- **Task brief**
From the listing that follows, extract every line and set it down unaltered.

-- Start --

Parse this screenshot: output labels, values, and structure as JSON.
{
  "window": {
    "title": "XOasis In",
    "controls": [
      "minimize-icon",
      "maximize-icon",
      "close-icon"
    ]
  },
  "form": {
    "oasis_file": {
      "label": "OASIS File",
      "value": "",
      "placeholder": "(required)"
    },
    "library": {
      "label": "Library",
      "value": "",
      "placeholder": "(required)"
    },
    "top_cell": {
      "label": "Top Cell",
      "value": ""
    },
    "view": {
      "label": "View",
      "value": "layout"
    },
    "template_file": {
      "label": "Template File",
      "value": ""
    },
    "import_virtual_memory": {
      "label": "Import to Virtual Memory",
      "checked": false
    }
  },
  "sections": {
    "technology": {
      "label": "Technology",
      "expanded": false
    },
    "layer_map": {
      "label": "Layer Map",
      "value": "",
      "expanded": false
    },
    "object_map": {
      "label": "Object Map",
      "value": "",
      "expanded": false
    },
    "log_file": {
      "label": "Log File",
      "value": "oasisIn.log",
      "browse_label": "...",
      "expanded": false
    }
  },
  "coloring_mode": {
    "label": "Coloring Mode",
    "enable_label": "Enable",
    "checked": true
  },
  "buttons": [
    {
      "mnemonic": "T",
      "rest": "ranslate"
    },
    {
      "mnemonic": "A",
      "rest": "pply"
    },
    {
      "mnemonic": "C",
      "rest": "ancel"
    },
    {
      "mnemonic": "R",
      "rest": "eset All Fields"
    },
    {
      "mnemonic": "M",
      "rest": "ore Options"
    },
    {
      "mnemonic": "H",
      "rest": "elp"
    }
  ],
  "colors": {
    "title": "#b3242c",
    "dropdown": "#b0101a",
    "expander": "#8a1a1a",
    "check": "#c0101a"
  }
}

-- End --

- **Full response**
Parse this screenshot: output labels, values, and structure as JSON.
{
  "window": {
    "title": "XOasis In",
    "controls": [
      "minimize-icon",
      "maximize-icon",
      "close-icon"
    ]
  },
  "form": {
    "oasis_file": {
      "label": "OASIS File",
      "value": "",
      "placeholder": "(required)"
    },
    "library": {
      "label": "Library",
      "value": "",
      "placeholder": "(required)"
    },
    "top_cell": {
      "label": "Top Cell",
      "value": ""
    },
    "view": {
      "label": "View",
      "value": "layout"
    },
    "template_file": {
      "label": "Template File",
      "value": ""
    },
    "import_virtual_memory": {
      "label": "Import to Virtual Memory",
      "checked": false
    }
  },
  "sections": {
    "technology": {
      "label": "Technology",
      "expanded": false
    },
    "layer_map": {
      "label": "Layer Map",
      "value": "",
      "expanded": false
    },
    "object_map": {
      "label": "Object Map",
      "value": "",
      "expanded": false
    },
    "log_file": {
      "label": "Log File",
      "value": "oasisIn.log",
      "browse_label": "...",
      "expanded": false
    }
  },
  "coloring_mode": {
    "label": "Coloring Mode",
    "enable_label": "Enable",
    "checked": true
  },
  "buttons": [
    {
      "mnemonic": "T",
      "rest": "ranslate"
    },
    {
      "mnemonic": "A",
      "rest": "pply"
    },
    {
      "mnemonic": "C",
      "rest": "ancel"
    },
    {
      "mnemonic": "R",
      "rest": "eset All Fields"
    },
    {
      "mnemonic": "M",
      "rest": "ore Options"
    },
    {
      "mnemonic": "H",
      "rest": "elp"
    }
  ],
  "colors": {
    "title": "#b3242c",
    "dropdown": "#b0101a",
    "expander": "#8a1a1a",
    "check": "#c0101a"
  }
}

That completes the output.